-- Start of SUPPLIED RECORDS --

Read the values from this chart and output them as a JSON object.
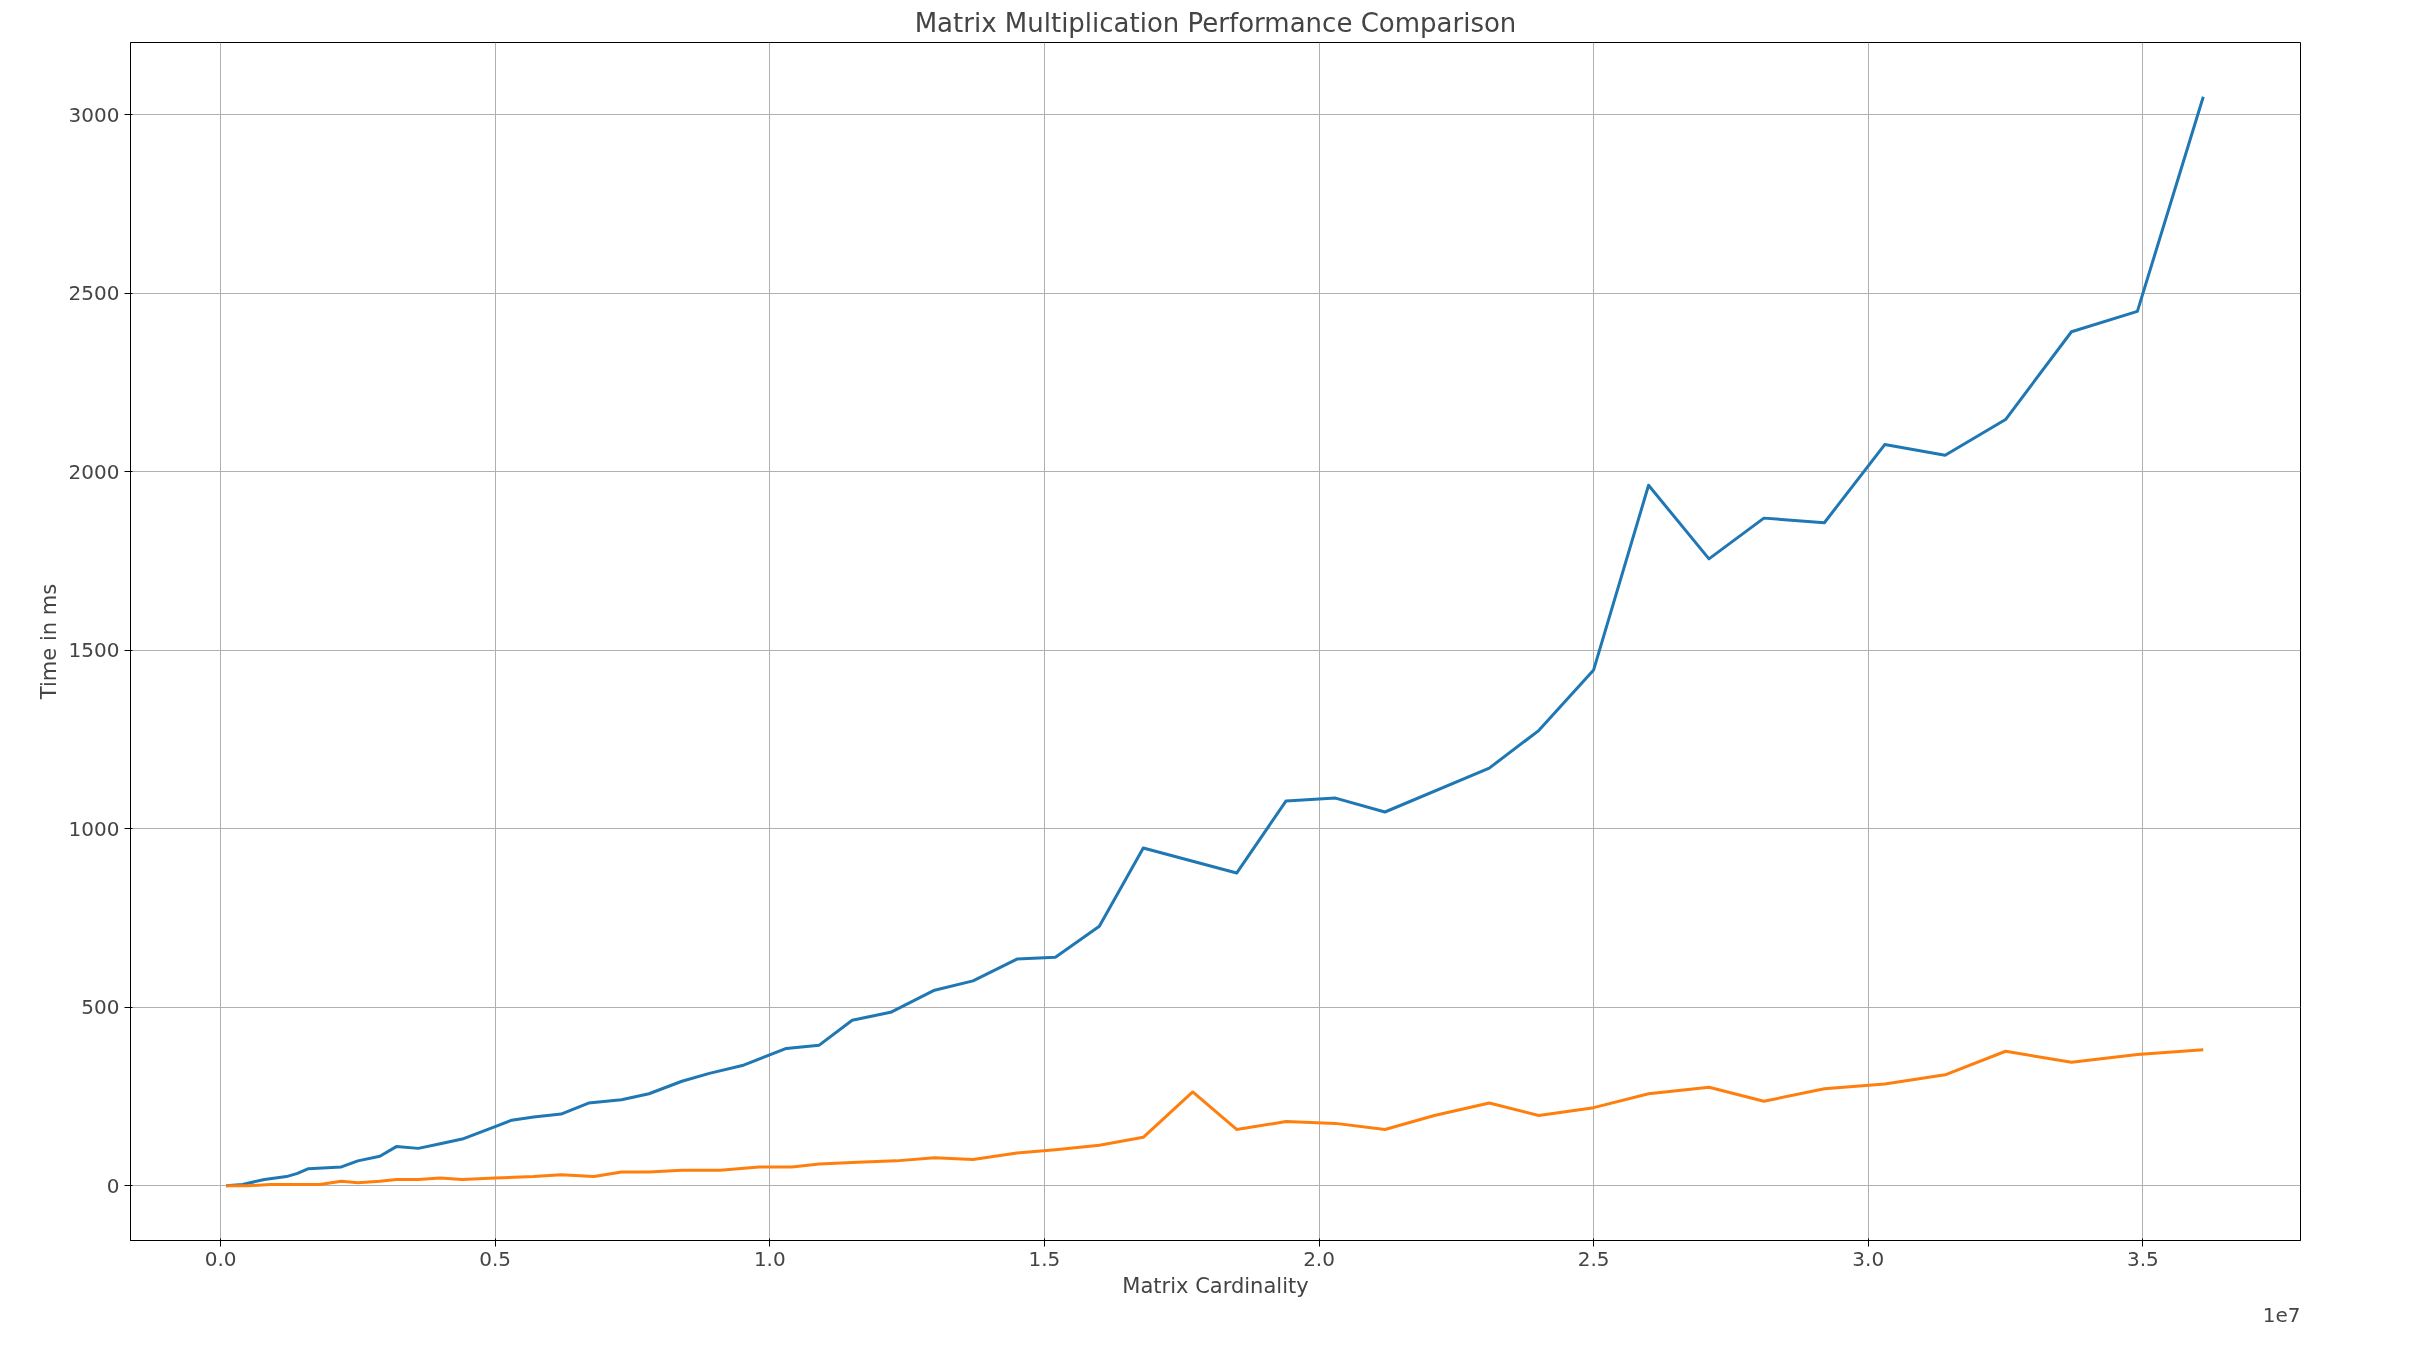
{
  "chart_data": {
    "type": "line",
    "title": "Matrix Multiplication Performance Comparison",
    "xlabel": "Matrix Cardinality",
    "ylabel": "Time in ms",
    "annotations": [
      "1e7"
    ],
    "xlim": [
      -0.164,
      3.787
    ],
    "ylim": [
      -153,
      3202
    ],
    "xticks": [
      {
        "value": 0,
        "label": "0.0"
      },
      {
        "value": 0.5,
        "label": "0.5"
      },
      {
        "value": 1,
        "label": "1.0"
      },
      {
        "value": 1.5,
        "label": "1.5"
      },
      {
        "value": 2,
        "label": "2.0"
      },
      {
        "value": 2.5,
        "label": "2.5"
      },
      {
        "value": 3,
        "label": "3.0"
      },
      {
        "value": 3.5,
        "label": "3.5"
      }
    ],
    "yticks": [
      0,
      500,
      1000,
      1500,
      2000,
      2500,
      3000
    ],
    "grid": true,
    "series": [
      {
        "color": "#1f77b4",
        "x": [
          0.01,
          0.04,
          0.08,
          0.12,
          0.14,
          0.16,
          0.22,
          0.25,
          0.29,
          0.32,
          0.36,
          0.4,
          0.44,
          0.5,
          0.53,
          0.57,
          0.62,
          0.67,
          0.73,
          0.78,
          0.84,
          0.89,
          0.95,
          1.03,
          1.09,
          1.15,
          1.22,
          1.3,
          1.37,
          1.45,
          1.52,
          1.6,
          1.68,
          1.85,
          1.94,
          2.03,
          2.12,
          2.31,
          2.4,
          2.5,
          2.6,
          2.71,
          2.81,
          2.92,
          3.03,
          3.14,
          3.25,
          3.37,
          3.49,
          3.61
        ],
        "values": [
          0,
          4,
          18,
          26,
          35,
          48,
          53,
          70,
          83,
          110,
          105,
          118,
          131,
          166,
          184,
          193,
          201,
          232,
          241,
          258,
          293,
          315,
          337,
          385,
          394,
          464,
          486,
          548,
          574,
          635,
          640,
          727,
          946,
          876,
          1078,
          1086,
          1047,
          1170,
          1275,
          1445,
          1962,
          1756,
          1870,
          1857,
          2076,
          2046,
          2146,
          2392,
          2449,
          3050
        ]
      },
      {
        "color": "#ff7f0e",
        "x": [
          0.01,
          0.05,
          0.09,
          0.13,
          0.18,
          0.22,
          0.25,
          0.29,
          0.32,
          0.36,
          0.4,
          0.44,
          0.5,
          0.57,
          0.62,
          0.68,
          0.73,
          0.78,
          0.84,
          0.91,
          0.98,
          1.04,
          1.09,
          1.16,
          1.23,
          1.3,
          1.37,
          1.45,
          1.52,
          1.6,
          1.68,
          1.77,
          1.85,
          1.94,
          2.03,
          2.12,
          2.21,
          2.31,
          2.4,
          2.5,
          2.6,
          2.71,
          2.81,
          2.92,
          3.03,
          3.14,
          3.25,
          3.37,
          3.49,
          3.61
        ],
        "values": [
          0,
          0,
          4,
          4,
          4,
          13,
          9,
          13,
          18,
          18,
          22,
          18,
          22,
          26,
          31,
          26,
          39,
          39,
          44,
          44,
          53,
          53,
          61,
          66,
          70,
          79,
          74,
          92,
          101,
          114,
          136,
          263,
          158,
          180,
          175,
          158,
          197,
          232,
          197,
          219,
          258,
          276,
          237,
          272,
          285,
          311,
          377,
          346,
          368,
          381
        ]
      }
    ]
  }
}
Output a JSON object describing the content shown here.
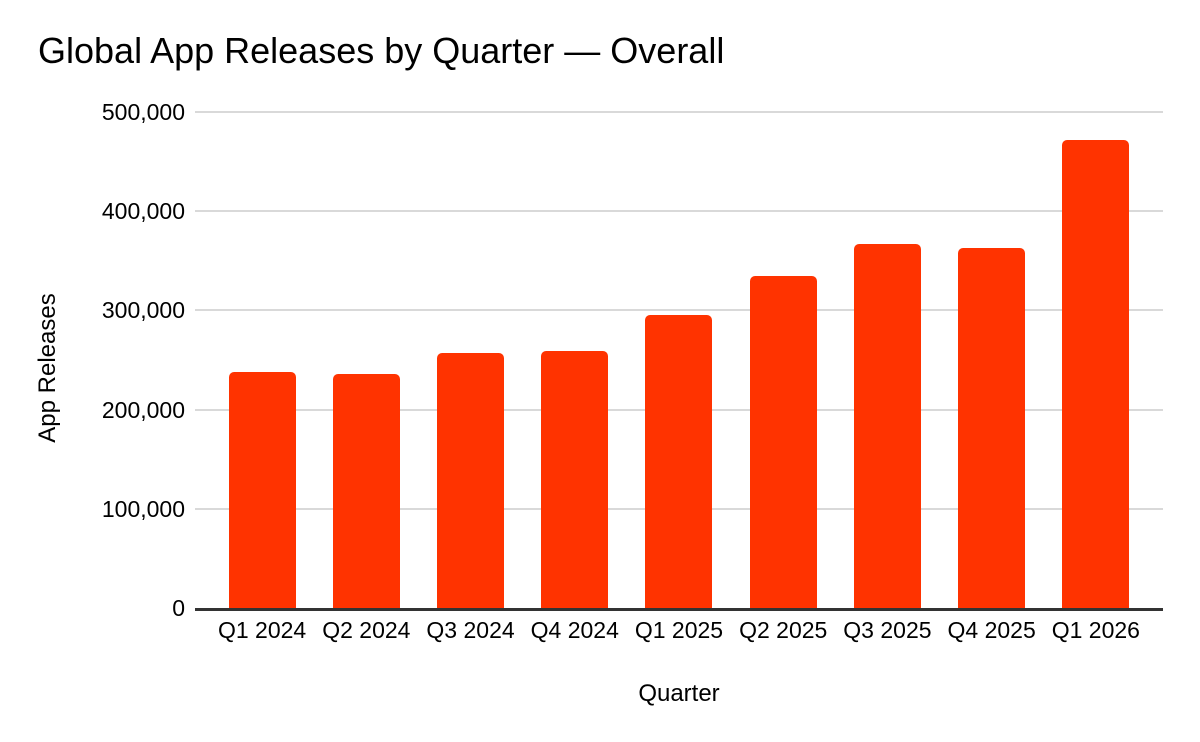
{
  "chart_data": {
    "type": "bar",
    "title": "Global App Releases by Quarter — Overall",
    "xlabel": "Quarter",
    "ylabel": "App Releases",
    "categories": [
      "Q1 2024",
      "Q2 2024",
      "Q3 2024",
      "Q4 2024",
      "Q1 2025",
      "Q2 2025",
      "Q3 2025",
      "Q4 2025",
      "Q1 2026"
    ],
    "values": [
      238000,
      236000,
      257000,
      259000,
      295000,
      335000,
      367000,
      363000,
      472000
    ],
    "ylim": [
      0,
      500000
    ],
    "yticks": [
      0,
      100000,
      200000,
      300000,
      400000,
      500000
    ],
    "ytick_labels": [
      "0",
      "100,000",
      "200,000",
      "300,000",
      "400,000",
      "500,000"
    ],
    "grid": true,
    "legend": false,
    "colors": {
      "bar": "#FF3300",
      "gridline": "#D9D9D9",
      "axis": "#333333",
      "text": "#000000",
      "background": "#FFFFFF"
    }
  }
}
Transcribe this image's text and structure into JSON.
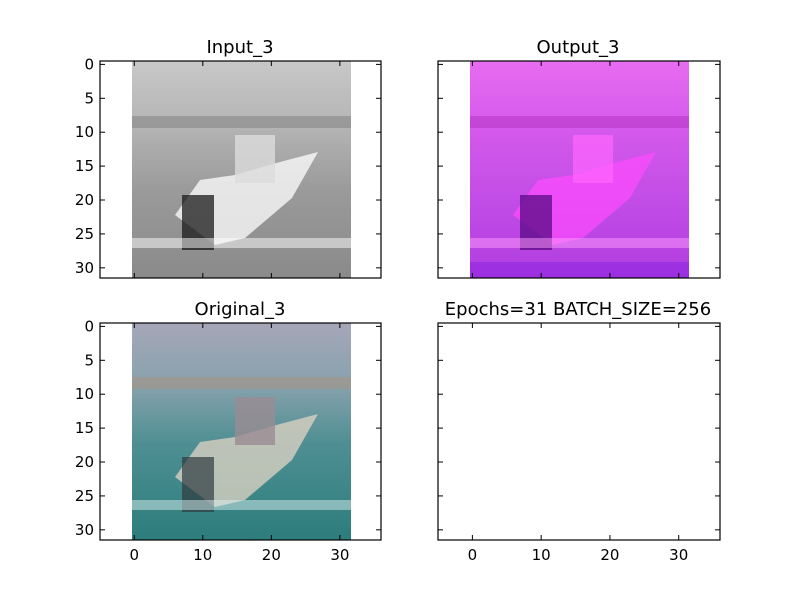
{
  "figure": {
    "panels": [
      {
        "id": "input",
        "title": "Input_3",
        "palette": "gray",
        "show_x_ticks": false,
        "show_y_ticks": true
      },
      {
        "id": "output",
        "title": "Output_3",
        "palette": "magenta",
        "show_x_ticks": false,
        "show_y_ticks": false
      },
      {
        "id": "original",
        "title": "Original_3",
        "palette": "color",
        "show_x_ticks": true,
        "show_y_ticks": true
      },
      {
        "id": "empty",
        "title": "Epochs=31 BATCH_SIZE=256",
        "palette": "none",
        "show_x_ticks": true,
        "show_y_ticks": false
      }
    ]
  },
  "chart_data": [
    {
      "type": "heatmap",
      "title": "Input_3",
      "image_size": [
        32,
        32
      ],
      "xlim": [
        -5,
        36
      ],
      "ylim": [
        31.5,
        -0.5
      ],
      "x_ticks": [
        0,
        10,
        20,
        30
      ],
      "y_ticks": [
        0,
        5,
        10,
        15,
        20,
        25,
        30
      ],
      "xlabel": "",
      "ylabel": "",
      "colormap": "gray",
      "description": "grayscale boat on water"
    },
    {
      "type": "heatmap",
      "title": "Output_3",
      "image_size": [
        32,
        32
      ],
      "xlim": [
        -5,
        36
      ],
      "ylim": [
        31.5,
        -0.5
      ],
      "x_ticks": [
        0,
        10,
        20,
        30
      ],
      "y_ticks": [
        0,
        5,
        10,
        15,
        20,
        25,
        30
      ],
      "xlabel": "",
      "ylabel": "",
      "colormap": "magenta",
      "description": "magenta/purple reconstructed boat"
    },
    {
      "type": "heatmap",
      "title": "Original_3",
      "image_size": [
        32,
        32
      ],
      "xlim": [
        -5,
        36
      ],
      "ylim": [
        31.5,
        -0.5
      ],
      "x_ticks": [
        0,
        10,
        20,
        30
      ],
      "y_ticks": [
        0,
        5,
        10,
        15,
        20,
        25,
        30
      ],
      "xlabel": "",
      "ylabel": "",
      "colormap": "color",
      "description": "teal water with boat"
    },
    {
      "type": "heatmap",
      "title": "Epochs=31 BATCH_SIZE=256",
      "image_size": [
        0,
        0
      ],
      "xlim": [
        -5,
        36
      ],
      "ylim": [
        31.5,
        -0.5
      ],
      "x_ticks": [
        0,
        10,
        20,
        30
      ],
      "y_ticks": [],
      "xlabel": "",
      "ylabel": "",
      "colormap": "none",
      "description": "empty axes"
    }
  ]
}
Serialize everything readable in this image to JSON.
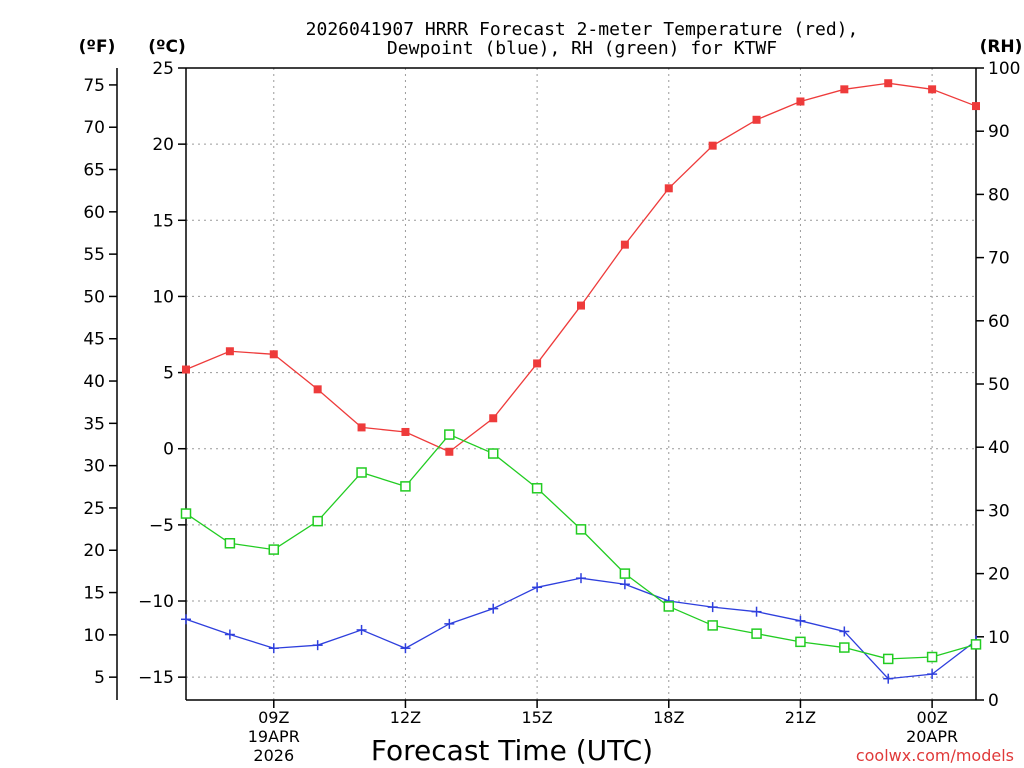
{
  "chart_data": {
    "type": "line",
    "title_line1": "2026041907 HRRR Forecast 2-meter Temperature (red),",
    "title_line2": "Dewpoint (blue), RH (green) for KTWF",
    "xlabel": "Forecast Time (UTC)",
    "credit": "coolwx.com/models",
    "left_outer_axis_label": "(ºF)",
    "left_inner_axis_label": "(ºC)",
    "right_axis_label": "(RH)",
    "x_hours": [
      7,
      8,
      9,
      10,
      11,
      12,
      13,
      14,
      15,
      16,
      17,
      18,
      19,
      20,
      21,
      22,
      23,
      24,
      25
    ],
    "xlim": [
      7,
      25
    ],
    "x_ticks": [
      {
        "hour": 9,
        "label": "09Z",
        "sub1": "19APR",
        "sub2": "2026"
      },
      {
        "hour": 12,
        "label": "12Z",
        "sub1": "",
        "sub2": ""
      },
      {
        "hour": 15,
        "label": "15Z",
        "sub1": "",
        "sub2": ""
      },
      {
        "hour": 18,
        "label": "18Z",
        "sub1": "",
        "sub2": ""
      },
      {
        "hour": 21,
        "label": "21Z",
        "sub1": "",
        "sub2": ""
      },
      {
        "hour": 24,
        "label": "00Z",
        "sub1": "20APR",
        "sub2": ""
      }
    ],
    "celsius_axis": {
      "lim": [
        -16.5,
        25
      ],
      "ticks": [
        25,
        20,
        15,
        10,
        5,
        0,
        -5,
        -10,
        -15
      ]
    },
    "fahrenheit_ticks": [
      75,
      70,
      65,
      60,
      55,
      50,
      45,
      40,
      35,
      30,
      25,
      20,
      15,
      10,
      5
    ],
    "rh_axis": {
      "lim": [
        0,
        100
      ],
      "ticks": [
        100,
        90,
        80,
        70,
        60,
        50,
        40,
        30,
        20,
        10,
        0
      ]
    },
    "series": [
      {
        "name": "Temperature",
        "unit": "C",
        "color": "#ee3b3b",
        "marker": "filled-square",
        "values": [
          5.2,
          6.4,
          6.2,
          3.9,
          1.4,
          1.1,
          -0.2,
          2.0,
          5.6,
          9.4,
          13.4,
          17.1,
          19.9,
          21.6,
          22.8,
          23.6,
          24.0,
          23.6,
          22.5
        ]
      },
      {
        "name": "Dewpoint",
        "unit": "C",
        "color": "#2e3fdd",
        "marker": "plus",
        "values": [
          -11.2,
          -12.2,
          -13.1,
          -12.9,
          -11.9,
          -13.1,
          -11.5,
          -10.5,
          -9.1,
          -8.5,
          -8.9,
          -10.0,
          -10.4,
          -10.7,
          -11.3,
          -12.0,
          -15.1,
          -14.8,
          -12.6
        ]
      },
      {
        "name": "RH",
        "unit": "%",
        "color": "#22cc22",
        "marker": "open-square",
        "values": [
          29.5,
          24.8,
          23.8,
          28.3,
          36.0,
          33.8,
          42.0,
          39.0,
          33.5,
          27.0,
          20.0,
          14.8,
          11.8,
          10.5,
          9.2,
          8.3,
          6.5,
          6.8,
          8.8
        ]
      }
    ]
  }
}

-- End of SUPPLIED RECORDS --

• [SHORT TASK]: Pull out every line above that holds the word "Releases".

• [FULL OUTPUT]:
    "title": "Global App Releases by Quarter — Overall",
    "ylabel": "App Releases",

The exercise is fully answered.